▶ [TO BE DONE]: Go through the data below and gather each line containing "civile".

═════ GIVEN RECORDS

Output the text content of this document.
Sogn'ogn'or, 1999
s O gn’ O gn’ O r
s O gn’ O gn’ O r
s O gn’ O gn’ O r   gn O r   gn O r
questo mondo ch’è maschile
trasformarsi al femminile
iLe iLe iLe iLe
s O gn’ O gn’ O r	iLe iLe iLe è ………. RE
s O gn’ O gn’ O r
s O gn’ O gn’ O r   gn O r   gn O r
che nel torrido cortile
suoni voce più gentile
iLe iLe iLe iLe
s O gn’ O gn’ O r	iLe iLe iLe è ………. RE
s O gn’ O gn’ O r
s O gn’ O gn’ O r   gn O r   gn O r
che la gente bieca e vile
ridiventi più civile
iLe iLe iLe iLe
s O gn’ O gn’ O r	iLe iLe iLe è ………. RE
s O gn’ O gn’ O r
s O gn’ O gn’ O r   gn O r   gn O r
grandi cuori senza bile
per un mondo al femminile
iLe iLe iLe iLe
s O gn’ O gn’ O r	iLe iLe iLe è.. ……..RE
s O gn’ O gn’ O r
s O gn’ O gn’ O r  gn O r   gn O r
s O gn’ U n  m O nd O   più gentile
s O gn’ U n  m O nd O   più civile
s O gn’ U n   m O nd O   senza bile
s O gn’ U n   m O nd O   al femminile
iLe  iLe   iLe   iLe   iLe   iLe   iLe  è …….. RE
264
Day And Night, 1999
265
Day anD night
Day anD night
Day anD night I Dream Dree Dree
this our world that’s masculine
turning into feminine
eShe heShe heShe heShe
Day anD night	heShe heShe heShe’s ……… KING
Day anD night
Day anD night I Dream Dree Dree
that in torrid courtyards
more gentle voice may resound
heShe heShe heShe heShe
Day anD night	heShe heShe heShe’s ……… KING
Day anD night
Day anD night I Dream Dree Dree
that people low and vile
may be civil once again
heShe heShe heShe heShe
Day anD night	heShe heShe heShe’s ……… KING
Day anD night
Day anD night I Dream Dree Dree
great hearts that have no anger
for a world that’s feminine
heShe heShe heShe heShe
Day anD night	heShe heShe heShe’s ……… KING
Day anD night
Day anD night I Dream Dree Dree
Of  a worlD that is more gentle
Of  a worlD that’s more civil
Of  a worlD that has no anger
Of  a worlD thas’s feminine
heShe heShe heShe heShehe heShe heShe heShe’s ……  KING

══════════

▶ [COMPLETED EXERCISE]:
ridiventi più civile
s O gn’ U n  m O nd O   più civile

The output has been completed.